§ **SHORT PROBLEM**
List all the lines in these records that hold "events".

Entries taken from a collection
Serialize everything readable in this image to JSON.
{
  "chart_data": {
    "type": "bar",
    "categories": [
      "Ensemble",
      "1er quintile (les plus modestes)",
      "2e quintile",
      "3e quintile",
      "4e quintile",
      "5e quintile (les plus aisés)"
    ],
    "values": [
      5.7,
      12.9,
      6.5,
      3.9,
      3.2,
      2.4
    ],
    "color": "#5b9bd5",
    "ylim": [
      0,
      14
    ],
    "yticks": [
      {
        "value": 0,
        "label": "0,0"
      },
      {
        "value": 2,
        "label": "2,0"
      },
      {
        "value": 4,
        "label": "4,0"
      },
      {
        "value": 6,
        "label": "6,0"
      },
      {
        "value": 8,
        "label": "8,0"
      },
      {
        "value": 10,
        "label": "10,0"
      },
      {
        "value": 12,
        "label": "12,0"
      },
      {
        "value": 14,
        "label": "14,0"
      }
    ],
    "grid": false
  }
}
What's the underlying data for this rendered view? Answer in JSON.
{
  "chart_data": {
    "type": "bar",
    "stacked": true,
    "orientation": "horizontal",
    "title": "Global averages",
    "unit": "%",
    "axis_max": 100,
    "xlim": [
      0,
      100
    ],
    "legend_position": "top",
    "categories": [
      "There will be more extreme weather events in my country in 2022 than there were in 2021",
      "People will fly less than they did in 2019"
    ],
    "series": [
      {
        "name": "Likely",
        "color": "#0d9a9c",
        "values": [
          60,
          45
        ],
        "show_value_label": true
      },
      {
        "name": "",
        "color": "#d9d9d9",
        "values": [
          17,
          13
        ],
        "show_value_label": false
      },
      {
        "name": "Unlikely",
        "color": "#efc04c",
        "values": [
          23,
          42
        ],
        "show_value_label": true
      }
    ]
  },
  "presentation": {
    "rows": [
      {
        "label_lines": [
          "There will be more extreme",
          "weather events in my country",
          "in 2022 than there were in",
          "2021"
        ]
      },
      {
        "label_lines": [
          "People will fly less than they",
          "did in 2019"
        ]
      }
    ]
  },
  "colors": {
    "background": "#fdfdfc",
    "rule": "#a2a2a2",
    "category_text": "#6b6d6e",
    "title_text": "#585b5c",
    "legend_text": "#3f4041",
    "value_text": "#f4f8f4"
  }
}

§ **WRITTEN SOLUTION**
      "There will be more extreme weather events in my country in 2022 than there were in 2021",
          "weather events in my country",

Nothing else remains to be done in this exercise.